- **DATA FOR PROCESSING**:

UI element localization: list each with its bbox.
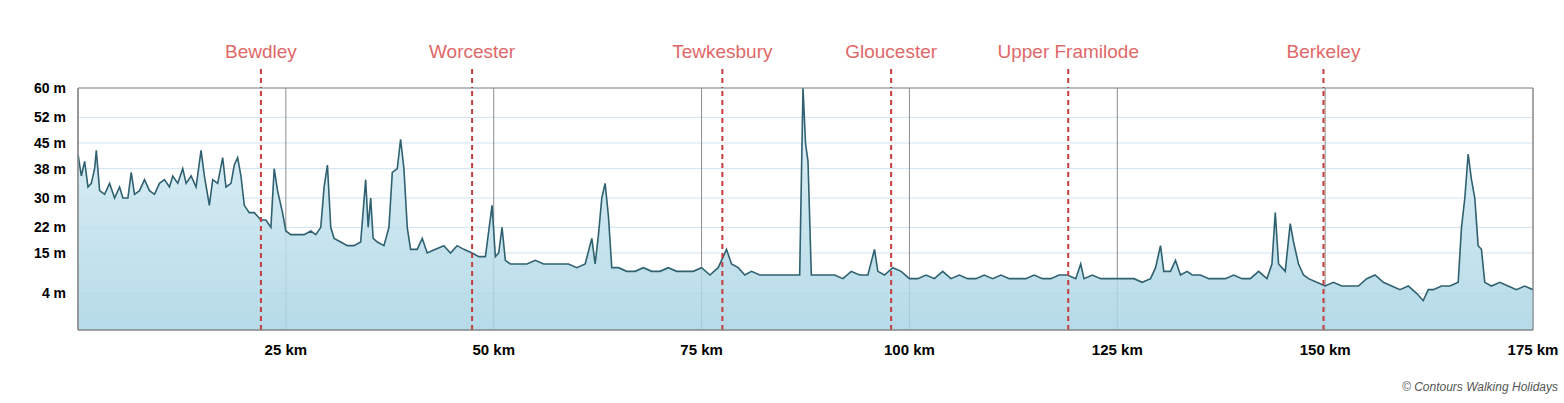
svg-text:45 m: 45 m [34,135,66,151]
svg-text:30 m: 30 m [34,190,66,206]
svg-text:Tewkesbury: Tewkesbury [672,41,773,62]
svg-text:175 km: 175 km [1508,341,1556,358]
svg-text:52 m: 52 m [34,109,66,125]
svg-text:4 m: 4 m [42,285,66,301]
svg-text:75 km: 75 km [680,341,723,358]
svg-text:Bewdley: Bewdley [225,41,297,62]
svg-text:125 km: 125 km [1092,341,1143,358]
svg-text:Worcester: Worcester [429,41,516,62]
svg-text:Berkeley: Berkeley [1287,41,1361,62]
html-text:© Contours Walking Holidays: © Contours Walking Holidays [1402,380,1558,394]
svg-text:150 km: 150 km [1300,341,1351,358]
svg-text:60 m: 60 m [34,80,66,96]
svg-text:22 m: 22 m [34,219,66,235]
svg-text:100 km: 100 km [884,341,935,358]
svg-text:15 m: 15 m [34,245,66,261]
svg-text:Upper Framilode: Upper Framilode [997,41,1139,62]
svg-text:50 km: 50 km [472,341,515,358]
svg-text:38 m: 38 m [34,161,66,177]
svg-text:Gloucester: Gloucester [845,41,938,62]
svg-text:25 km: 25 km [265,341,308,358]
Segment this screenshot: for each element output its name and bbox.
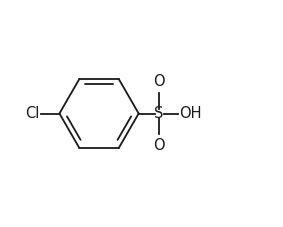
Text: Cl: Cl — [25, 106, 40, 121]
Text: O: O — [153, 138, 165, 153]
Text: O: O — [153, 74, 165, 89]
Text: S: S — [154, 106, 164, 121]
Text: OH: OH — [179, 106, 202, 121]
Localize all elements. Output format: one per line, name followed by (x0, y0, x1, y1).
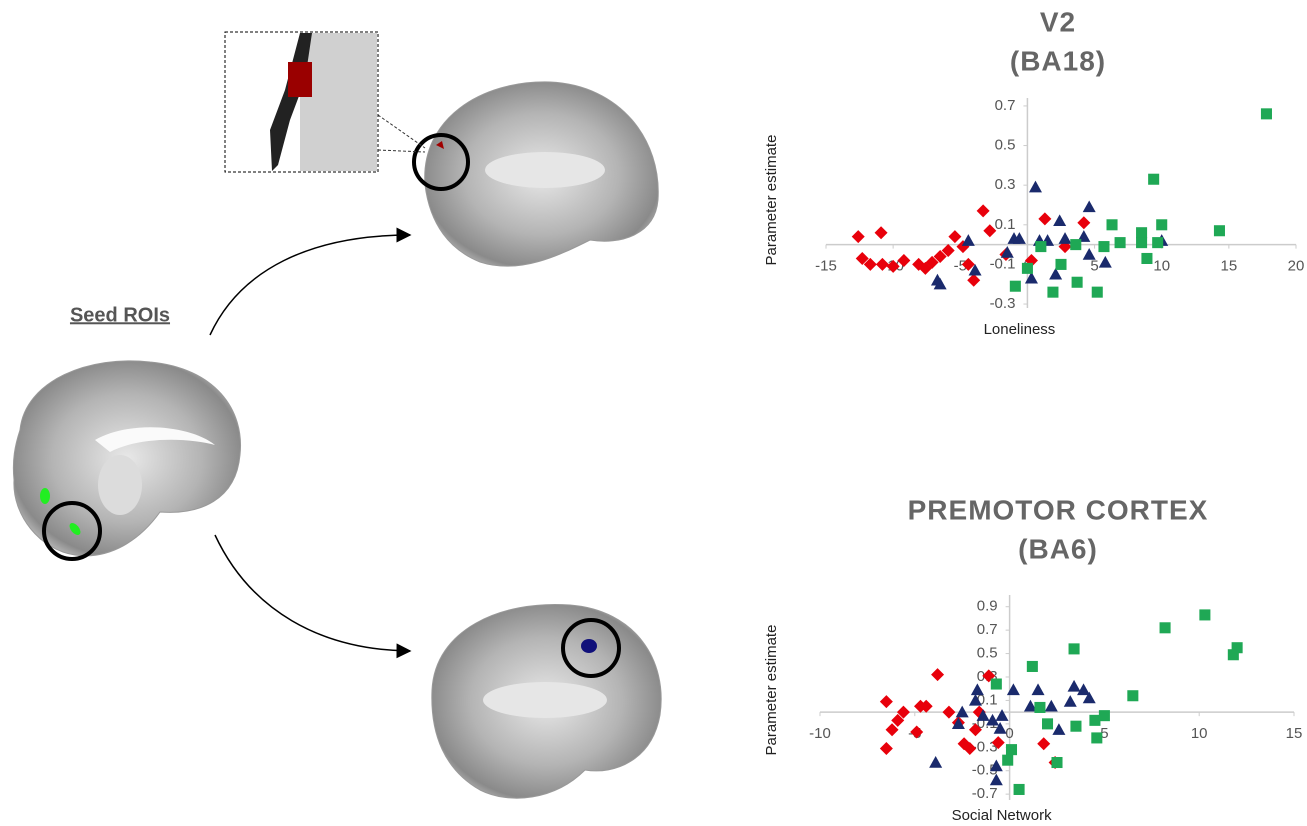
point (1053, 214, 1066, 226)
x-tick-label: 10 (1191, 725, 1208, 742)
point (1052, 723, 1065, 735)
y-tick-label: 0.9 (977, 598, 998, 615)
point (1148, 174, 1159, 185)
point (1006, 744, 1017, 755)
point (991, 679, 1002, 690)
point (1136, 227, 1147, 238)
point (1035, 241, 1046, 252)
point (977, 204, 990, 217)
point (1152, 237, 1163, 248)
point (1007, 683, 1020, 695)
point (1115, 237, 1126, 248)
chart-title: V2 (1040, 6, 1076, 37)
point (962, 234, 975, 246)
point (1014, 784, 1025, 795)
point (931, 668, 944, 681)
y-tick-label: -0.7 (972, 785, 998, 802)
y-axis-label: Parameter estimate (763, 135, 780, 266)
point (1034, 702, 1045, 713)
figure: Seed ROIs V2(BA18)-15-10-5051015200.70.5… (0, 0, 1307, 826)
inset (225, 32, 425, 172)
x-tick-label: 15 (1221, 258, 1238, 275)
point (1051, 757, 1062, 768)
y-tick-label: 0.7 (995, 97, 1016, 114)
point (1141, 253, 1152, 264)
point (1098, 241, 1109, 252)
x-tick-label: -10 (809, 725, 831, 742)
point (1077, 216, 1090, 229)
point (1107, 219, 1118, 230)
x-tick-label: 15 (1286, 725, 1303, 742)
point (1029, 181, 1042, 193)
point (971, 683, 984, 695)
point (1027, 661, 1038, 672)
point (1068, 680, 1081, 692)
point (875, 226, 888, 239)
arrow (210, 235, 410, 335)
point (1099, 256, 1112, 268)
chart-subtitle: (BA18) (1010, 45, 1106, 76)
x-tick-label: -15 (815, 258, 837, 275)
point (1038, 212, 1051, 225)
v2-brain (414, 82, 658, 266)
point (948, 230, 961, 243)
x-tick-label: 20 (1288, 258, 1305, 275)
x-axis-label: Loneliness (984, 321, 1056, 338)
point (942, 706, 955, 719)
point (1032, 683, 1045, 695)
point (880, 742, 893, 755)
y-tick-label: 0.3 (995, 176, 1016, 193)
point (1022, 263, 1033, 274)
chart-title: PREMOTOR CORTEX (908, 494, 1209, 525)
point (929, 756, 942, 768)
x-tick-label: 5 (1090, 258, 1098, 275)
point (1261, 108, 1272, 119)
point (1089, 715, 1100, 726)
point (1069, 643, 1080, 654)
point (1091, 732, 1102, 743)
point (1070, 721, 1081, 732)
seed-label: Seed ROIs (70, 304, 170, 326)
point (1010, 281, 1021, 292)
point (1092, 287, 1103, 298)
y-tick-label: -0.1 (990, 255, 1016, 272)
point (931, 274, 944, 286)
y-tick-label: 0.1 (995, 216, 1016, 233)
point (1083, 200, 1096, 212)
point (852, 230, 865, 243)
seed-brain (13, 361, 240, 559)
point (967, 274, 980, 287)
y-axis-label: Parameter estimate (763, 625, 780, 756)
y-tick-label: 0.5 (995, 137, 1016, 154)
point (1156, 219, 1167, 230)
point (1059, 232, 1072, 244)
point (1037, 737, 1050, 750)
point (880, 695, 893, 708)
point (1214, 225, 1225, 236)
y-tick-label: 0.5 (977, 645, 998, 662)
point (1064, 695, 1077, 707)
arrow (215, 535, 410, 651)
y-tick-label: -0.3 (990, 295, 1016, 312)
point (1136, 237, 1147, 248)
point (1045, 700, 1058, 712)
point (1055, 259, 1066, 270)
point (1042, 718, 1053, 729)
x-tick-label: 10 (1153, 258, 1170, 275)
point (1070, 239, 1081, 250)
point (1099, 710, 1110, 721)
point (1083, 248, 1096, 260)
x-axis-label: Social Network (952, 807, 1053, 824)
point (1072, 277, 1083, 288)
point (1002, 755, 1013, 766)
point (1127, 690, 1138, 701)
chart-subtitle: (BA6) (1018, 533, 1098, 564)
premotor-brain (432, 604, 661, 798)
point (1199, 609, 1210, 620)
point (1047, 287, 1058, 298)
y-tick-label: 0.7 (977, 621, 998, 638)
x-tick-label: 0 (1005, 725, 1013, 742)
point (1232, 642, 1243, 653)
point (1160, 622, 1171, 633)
---
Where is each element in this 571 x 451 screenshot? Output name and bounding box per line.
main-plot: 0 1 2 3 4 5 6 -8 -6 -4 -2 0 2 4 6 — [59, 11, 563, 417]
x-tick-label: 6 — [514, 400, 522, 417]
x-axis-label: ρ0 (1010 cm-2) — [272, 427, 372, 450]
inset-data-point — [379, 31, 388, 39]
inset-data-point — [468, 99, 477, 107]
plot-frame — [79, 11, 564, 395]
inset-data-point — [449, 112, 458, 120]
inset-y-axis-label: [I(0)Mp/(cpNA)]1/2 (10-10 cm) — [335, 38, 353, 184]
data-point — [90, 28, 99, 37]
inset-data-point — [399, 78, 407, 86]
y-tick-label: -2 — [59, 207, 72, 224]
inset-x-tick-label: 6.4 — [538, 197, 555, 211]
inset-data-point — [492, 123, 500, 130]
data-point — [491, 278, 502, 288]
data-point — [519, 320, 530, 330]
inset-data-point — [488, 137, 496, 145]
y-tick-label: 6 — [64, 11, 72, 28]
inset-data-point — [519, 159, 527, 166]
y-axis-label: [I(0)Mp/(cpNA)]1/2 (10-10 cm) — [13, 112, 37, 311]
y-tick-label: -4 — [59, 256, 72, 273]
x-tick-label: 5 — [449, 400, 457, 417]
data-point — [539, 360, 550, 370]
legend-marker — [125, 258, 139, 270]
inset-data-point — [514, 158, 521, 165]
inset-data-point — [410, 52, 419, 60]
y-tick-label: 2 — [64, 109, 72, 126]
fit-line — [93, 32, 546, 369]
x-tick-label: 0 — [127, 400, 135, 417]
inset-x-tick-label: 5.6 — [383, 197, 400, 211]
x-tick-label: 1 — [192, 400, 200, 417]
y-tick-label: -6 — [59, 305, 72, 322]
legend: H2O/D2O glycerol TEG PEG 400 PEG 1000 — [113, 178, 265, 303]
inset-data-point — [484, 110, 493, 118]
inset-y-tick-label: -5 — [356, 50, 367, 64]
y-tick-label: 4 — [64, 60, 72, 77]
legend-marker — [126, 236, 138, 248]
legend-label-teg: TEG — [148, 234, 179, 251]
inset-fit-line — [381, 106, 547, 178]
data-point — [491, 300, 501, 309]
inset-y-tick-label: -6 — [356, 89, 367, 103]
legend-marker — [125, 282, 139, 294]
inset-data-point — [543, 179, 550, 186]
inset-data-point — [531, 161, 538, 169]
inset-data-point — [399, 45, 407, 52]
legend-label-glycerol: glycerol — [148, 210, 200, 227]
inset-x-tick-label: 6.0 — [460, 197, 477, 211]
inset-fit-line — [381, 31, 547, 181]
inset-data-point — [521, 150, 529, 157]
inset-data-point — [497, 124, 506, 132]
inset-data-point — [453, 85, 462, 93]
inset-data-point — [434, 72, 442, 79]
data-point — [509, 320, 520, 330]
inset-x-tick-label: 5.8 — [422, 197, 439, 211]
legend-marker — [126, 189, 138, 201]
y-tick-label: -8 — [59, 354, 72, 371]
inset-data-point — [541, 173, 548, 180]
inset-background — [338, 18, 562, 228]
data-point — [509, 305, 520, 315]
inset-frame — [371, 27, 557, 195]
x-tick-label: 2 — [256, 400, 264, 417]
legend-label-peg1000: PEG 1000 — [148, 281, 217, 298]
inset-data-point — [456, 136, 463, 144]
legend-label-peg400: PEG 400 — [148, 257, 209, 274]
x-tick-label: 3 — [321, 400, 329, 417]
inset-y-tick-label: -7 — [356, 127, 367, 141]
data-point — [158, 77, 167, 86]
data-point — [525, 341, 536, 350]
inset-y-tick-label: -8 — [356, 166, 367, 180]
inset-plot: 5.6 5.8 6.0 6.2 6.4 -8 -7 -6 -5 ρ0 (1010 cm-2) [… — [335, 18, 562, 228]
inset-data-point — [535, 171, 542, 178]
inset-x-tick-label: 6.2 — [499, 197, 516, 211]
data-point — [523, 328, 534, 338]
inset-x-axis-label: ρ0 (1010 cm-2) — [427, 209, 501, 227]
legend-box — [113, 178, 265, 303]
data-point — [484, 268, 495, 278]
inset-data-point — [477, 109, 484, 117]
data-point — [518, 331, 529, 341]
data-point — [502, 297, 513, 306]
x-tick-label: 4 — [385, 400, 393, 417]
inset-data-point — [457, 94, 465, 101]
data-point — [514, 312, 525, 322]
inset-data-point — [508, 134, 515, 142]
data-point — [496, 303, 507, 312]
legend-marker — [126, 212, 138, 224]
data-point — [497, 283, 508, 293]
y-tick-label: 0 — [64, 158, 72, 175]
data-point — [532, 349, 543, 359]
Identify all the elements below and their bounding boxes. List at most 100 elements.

- **DESCRIPTION OF THE TASK**: Can you reproduce the items verbatim, from the line with "point (1053, 214, 1066, 226)" up to and including the line with "point (1136, 227, 1147, 238)"?

- **TASK RESULT**:
point (1053, 214, 1066, 226)
x-tick-label: 10 (1191, 725, 1208, 742)
point (1052, 723, 1065, 735)
y-tick-label: 0.9 (977, 598, 998, 615)
point (1148, 174, 1159, 185)
point (1006, 744, 1017, 755)
point (991, 679, 1002, 690)
point (1136, 227, 1147, 238)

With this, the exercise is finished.